RECORDS TO USE
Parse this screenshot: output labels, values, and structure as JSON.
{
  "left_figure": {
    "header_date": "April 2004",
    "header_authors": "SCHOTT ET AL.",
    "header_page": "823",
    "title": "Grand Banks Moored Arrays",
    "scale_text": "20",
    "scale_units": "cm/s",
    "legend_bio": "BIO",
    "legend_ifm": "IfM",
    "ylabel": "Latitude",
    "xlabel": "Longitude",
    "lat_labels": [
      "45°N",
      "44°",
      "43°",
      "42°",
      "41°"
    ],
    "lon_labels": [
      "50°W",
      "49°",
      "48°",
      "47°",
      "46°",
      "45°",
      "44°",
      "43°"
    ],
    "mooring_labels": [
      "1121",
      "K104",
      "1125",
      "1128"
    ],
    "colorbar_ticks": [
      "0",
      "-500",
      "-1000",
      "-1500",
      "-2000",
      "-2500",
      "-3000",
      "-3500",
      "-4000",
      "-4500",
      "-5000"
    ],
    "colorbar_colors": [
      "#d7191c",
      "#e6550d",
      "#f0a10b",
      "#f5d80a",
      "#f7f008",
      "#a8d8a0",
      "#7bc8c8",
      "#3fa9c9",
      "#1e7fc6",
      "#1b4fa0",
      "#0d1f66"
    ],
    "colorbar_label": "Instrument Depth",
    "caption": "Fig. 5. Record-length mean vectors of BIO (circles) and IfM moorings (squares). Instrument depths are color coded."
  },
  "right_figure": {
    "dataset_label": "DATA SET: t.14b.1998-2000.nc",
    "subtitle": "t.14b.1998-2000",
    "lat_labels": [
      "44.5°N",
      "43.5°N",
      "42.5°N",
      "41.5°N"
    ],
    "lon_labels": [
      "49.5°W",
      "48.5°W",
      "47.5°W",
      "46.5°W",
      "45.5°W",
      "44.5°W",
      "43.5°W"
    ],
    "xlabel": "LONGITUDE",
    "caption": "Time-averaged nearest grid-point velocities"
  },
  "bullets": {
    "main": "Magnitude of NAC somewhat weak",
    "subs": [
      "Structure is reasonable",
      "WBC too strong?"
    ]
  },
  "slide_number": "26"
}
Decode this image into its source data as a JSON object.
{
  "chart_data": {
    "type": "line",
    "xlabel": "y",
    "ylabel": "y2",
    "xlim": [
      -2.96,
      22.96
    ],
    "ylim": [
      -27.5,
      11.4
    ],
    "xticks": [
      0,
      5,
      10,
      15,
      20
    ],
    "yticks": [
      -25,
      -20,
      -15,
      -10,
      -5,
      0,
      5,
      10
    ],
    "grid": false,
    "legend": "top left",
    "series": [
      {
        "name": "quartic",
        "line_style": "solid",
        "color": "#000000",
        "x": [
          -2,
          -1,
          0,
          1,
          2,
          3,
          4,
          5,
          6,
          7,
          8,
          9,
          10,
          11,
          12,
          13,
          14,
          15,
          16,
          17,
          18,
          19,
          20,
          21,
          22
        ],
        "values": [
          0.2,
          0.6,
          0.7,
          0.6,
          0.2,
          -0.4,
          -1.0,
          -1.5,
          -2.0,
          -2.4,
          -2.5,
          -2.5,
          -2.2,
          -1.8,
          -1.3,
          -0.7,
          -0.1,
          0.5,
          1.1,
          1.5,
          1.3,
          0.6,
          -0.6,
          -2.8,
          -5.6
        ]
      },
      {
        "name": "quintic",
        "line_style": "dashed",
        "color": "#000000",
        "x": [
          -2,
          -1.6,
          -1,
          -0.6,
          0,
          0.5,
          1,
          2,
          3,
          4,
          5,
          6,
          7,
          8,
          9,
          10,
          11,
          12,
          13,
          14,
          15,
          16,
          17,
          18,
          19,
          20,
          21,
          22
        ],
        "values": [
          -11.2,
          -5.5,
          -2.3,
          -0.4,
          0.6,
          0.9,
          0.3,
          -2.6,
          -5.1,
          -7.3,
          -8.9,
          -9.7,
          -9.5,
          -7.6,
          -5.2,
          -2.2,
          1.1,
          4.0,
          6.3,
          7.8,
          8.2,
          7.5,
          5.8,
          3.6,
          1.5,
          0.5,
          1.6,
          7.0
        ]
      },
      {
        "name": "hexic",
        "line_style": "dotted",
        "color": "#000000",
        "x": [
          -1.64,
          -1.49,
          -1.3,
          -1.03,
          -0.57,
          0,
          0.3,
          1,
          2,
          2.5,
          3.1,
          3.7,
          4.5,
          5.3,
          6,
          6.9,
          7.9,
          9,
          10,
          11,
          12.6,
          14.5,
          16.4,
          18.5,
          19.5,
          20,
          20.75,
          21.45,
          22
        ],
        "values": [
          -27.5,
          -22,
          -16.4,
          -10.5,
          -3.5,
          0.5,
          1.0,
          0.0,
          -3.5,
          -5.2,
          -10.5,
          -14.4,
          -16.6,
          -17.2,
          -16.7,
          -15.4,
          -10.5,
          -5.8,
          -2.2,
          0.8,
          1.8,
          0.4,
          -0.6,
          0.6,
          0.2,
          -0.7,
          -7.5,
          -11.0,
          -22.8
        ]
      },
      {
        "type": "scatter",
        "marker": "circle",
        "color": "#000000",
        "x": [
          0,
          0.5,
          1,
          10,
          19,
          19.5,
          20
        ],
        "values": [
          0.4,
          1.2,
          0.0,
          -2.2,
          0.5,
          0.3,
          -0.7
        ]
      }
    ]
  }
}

TASK DESCRIPTION
Reproduce the material above exactly; please quote every line of it.

WRITTEN RESPONSE
Parse this screenshot: output labels, values, and structure as JSON.
{
  "left_figure": {
    "header_date": "April 2004",
    "header_authors": "SCHOTT ET AL.",
    "header_page": "823",
    "title": "Grand Banks Moored Arrays",
    "scale_text": "20",
    "scale_units": "cm/s",
    "legend_bio": "BIO",
    "legend_ifm": "IfM",
    "ylabel": "Latitude",
    "xlabel": "Longitude",
    "lat_labels": [
      "45°N",
      "44°",
      "43°",
      "42°",
      "41°"
    ],
    "lon_labels": [
      "50°W",
      "49°",
      "48°",
      "47°",
      "46°",
      "45°",
      "44°",
      "43°"
    ],
    "mooring_labels": [
      "1121",
      "K104",
      "1125",
      "1128"
    ],
    "colorbar_ticks": [
      "0",
      "-500",
      "-1000",
      "-1500",
      "-2000",
      "-2500",
      "-3000",
      "-3500",
      "-4000",
      "-4500",
      "-5000"
    ],
    "colorbar_colors": [
      "#d7191c",
      "#e6550d",
      "#f0a10b",
      "#f5d80a",
      "#f7f008",
      "#a8d8a0",
      "#7bc8c8",
      "#3fa9c9",
      "#1e7fc6",
      "#1b4fa0",
      "#0d1f66"
    ],
    "colorbar_label": "Instrument Depth",
    "caption": "Fig. 5. Record-length mean vectors of BIO (circles) and IfM moorings (squares). Instrument depths are color coded."
  },
  "right_figure": {
    "dataset_label": "DATA SET: t.14b.1998-2000.nc",
    "subtitle": "t.14b.1998-2000",
    "lat_labels": [
      "44.5°N",
      "43.5°N",
      "42.5°N",
      "41.5°N"
    ],
    "lon_labels": [
      "49.5°W",
      "48.5°W",
      "47.5°W",
      "46.5°W",
      "45.5°W",
      "44.5°W",
      "43.5°W"
    ],
    "xlabel": "LONGITUDE",
    "caption": "Time-averaged nearest grid-point velocities"
  },
  "bullets": {
    "main": "Magnitude of NAC somewhat weak",
    "subs": [
      "Structure is reasonable",
      "WBC too strong?"
    ]
  },
  "slide_number": "26"
}
Decode this image into its source data as a JSON object.
{
  "chart_data": {
    "type": "line",
    "xlabel": "y",
    "ylabel": "y2",
    "xlim": [
      -2.96,
      22.96
    ],
    "ylim": [
      -27.5,
      11.4
    ],
    "xticks": [
      0,
      5,
      10,
      15,
      20
    ],
    "yticks": [
      -25,
      -20,
      -15,
      -10,
      -5,
      0,
      5,
      10
    ],
    "grid": false,
    "legend": "top left",
    "series": [
      {
        "name": "quartic",
        "line_style": "solid",
        "color": "#000000",
        "x": [
          -2,
          -1,
          0,
          1,
          2,
          3,
          4,
          5,
          6,
          7,
          8,
          9,
          10,
          11,
          12,
          13,
          14,
          15,
          16,
          17,
          18,
          19,
          20,
          21,
          22
        ],
        "values": [
          0.2,
          0.6,
          0.7,
          0.6,
          0.2,
          -0.4,
          -1.0,
          -1.5,
          -2.0,
          -2.4,
          -2.5,
          -2.5,
          -2.2,
          -1.8,
          -1.3,
          -0.7,
          -0.1,
          0.5,
          1.1,
          1.5,
          1.3,
          0.6,
          -0.6,
          -2.8,
          -5.6
        ]
      },
      {
        "name": "quintic",
        "line_style": "dashed",
        "color": "#000000",
        "x": [
          -2,
          -1.6,
          -1,
          -0.6,
          0,
          0.5,
          1,
          2,
          3,
          4,
          5,
          6,
          7,
          8,
          9,
          10,
          11,
          12,
          13,
          14,
          15,
          16,
          17,
          18,
          19,
          20,
          21,
          22
        ],
        "values": [
          -11.2,
          -5.5,
          -2.3,
          -0.4,
          0.6,
          0.9,
          0.3,
          -2.6,
          -5.1,
          -7.3,
          -8.9,
          -9.7,
          -9.5,
          -7.6,
          -5.2,
          -2.2,
          1.1,
          4.0,
          6.3,
          7.8,
          8.2,
          7.5,
          5.8,
          3.6,
          1.5,
          0.5,
          1.6,
          7.0
        ]
      },
      {
        "name": "hexic",
        "line_style": "dotted",
        "color": "#000000",
        "x": [
          -1.64,
          -1.49,
          -1.3,
          -1.03,
          -0.57,
          0,
          0.3,
          1,
          2,
          2.5,
          3.1,
          3.7,
          4.5,
          5.3,
          6,
          6.9,
          7.9,
          9,
          10,
          11,
          12.6,
          14.5,
          16.4,
          18.5,
          19.5,
          20,
          20.75,
          21.45,
          22
        ],
        "values": [
          -27.5,
          -22,
          -16.4,
          -10.5,
          -3.5,
          0.5,
          1.0,
          0.0,
          -3.5,
          -5.2,
          -10.5,
          -14.4,
          -16.6,
          -17.2,
          -16.7,
          -15.4,
          -10.5,
          -5.8,
          -2.2,
          0.8,
          1.8,
          0.4,
          -0.6,
          0.6,
          0.2,
          -0.7,
          -7.5,
          -11.0,
          -22.8
        ]
      },
      {
        "type": "scatter",
        "marker": "circle",
        "color": "#000000",
        "x": [
          0,
          0.5,
          1,
          10,
          19,
          19.5,
          20
        ],
        "values": [
          0.4,
          1.2,
          0.0,
          -2.2,
          0.5,
          0.3,
          -0.7
        ]
      }
    ]
  }
}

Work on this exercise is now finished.